**Required task:**
Search the records below for the word "городковъ" and show every line where it occurs.
::: Records supplied
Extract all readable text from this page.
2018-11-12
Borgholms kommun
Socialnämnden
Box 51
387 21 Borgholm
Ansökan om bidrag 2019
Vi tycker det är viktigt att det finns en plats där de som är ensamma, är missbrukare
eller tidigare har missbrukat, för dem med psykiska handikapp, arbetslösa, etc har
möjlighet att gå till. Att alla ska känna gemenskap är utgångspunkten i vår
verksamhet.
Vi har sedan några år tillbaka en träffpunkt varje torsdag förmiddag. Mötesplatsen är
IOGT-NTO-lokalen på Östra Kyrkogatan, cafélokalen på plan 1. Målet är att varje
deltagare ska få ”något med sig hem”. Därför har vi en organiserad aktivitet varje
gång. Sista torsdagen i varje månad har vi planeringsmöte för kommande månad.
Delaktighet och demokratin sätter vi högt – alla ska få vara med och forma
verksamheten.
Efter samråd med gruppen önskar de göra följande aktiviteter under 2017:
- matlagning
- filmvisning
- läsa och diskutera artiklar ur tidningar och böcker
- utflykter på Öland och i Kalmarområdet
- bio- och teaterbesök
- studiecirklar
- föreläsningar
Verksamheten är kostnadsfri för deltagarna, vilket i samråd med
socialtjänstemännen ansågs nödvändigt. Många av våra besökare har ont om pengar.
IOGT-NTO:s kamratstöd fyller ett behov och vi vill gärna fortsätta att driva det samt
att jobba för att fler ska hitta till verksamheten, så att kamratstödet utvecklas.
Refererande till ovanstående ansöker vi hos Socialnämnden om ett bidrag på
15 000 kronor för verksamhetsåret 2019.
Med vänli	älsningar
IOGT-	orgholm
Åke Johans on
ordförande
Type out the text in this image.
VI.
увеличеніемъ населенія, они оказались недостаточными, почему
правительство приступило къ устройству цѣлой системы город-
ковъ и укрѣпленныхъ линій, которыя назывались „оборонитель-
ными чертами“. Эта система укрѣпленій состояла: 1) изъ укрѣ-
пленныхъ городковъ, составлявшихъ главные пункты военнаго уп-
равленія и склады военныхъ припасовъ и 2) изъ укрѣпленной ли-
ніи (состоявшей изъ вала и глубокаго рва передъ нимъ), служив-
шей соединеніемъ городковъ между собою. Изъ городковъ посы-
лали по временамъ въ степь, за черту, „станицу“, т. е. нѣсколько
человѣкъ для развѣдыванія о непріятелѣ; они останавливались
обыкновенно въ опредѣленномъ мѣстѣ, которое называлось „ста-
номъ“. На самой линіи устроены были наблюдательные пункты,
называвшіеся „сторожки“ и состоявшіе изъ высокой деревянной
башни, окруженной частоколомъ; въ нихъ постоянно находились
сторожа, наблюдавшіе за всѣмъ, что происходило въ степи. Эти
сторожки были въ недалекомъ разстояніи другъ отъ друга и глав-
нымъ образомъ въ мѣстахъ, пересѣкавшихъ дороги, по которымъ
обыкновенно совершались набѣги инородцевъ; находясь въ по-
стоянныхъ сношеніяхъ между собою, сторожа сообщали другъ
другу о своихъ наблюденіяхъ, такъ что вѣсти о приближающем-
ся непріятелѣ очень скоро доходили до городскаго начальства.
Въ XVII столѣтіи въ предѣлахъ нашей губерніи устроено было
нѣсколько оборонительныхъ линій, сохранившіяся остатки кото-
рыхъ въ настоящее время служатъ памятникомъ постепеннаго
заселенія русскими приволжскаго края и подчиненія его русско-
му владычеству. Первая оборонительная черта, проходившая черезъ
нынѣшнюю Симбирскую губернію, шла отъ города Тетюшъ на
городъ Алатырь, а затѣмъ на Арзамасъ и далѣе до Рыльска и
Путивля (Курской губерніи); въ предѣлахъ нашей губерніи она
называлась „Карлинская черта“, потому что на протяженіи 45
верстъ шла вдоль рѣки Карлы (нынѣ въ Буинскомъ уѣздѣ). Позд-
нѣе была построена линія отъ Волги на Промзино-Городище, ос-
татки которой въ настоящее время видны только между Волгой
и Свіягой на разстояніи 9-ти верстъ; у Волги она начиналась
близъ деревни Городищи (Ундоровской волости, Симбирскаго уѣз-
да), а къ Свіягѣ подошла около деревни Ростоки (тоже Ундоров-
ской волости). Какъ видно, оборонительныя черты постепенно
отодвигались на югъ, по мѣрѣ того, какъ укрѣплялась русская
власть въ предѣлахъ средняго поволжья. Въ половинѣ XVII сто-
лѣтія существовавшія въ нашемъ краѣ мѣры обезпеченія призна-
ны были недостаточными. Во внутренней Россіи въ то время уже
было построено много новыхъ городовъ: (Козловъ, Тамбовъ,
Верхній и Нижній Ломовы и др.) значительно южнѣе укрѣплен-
::::::
**Written reply:**
пленныхъ городковъ, составлявшихъ главные пункты военнаго уп-
шей соединеніемъ городковъ между собою. Изъ городковъ посы-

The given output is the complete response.